◆ GIVEN TASK
Report how many lines of the listing below include the word "Profile". Give nothing but the number.

[Dataset records]
○ ○ ○ ○

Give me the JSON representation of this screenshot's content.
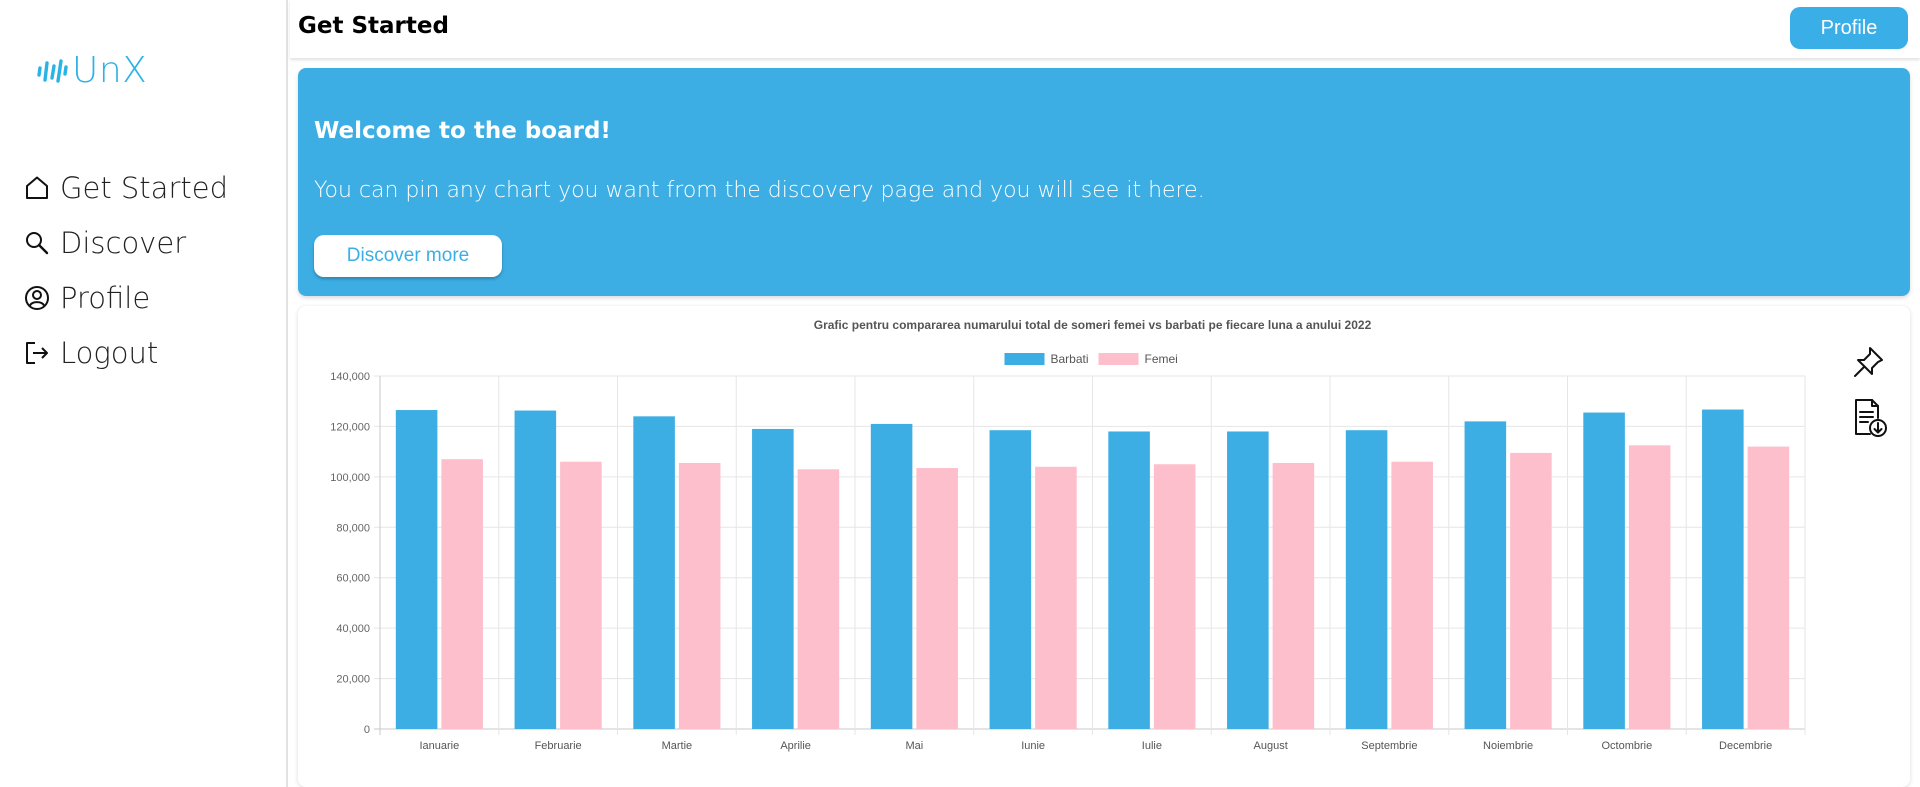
{
  "app": {
    "logo_text": "UnX"
  },
  "sidebar": {
    "items": [
      {
        "label": "Get Started",
        "icon": "home-icon"
      },
      {
        "label": "Discover",
        "icon": "search-icon"
      },
      {
        "label": "Profile",
        "icon": "user-circle-icon"
      },
      {
        "label": "Logout",
        "icon": "logout-icon"
      }
    ]
  },
  "header": {
    "title": "Get Started",
    "profile_label": "Profile"
  },
  "banner": {
    "title": "Welcome to the board!",
    "text": "You can pin any chart you want from the discovery page and you will see it here.",
    "button_label": "Discover more"
  },
  "colors": {
    "accent": "#3daee4",
    "barbati": "#3caee3",
    "femei": "#fdbfcc"
  },
  "chart_tools": {
    "pin_icon": "pin-icon",
    "download_icon": "file-download-icon"
  },
  "chart_data": {
    "type": "bar",
    "title": "Grafic pentru compararea numarului total de someri femei vs barbati pe fiecare luna a anului 2022",
    "categories": [
      "Ianuarie",
      "Februarie",
      "Martie",
      "Aprilie",
      "Mai",
      "Iunie",
      "Iulie",
      "August",
      "Septembrie",
      "Noiembrie",
      "Octombrie",
      "Decembrie"
    ],
    "series": [
      {
        "name": "Barbati",
        "values": [
          126500,
          126300,
          124000,
          119000,
          121000,
          118500,
          118000,
          118000,
          118500,
          122000,
          125500,
          126700
        ]
      },
      {
        "name": "Femei",
        "values": [
          107000,
          106000,
          105500,
          103000,
          103500,
          104000,
          105000,
          105500,
          106000,
          109500,
          112500,
          112000
        ]
      }
    ],
    "ylim": [
      0,
      140000
    ],
    "yticks": [
      "0",
      "20,000",
      "40,000",
      "60,000",
      "80,000",
      "100,000",
      "120,000",
      "140,000"
    ],
    "xlabel": "",
    "ylabel": "",
    "legend": "top-center",
    "grid": true
  }
}
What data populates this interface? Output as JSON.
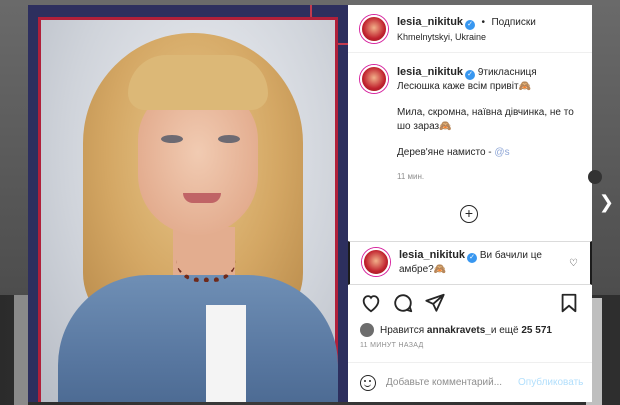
{
  "post": {
    "username": "lesia_nikituk",
    "follow_separator": "•",
    "follow_label": "Подписки",
    "location": "Khmelnytskyi, Ukraine"
  },
  "caption": {
    "username": "lesia_nikituk",
    "line1": "9тикласниця Лесюшка каже всім привіт🙈",
    "line2": "Мила, скромна, наївна дівчинка, не то шо зараз🙈",
    "line3_prefix": "Дерев'яне намисто - ",
    "mention": "@s                 ",
    "time": "11 мин."
  },
  "reply": {
    "username": "lesia_nikituk",
    "text": "Ви бачили це амбре?🙈"
  },
  "likes": {
    "prefix": "Нравится ",
    "user": "annakravets_",
    "middle": " и ещё ",
    "count": "25 571"
  },
  "timestamp": "11 МИНУТ НАЗАД",
  "add_comment": {
    "placeholder": "Добавьте комментарий...",
    "publish_label": "Опубликовать"
  },
  "icons": {
    "verified": "verified-badge-icon",
    "heart": "heart-icon",
    "comment": "comment-icon",
    "share": "paper-plane-icon",
    "save": "bookmark-icon",
    "plus": "plus-circle-icon",
    "emoji": "emoji-icon",
    "next": "chevron-right-icon"
  },
  "colors": {
    "verified": "#3897f0",
    "publish_disabled": "#b2dffc",
    "text": "#262626",
    "muted": "#8e8e8e"
  }
}
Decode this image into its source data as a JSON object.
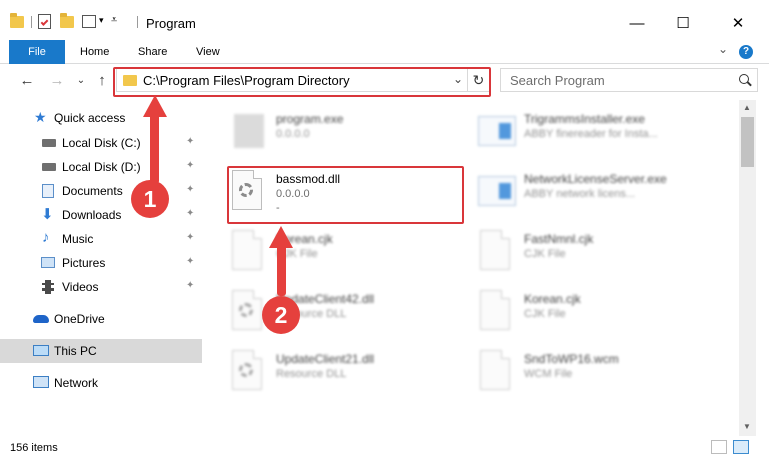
{
  "window": {
    "title": "Program",
    "minimize": "—",
    "maximize": "☐",
    "close": "✕"
  },
  "ribbon": {
    "tabs": [
      "File",
      "Home",
      "Share",
      "View"
    ],
    "expand": "⌄",
    "help": "?"
  },
  "nav": {
    "back": "←",
    "forward": "→",
    "recent": "⌄",
    "up": "↑",
    "address": "C:\\Program Files\\Program Directory",
    "address_chevron": "⌄",
    "refresh": "↻",
    "search_placeholder": "Search Program"
  },
  "sidebar": {
    "items": [
      {
        "label": "Quick access",
        "icon": "star-icon",
        "pinned": false
      },
      {
        "label": "Local Disk (C:)",
        "icon": "drive-icon",
        "pinned": true
      },
      {
        "label": "Local Disk (D:)",
        "icon": "drive-icon",
        "pinned": true
      },
      {
        "label": "Documents",
        "icon": "documents-icon",
        "pinned": true
      },
      {
        "label": "Downloads",
        "icon": "download-icon",
        "pinned": true
      },
      {
        "label": "Music",
        "icon": "music-icon",
        "pinned": true
      },
      {
        "label": "Pictures",
        "icon": "pictures-icon",
        "pinned": true
      },
      {
        "label": "Videos",
        "icon": "videos-icon",
        "pinned": true
      },
      {
        "label": "OneDrive",
        "icon": "cloud-icon",
        "pinned": false
      },
      {
        "label": "This PC",
        "icon": "computer-icon",
        "pinned": false
      },
      {
        "label": "Network",
        "icon": "network-icon",
        "pinned": false
      }
    ],
    "pin_glyph": "📌"
  },
  "files": {
    "left": [
      {
        "name": "program.exe",
        "sub": "0.0.0.0",
        "sub2": ""
      },
      {
        "name": "bassmod.dll",
        "sub": "0.0.0.0",
        "sub2": "-"
      },
      {
        "name": "Korean.cjk",
        "sub": "CJK File",
        "sub2": ""
      },
      {
        "name": "UpdateClient42.dll",
        "sub": "Resource DLL",
        "sub2": ""
      },
      {
        "name": "UpdateClient21.dll",
        "sub": "Resource DLL",
        "sub2": ""
      }
    ],
    "right": [
      {
        "name": "TrigrammsInstaller.exe",
        "sub": "ABBY finereader for Insta...",
        "sub2": ""
      },
      {
        "name": "NetworkLicenseServer.exe",
        "sub": "ABBY network licens...",
        "sub2": ""
      },
      {
        "name": "FastNmnl.cjk",
        "sub": "CJK File",
        "sub2": ""
      },
      {
        "name": "Korean.cjk",
        "sub": "CJK File",
        "sub2": ""
      },
      {
        "name": "SndToWP16.wcm",
        "sub": "WCM File",
        "sub2": ""
      }
    ]
  },
  "status": {
    "item_count": "156 items"
  },
  "annotations": {
    "step1": "1",
    "step2": "2",
    "accent": "#e5403d"
  }
}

○ ○ ○ ○

◆ FINAL RESULT
2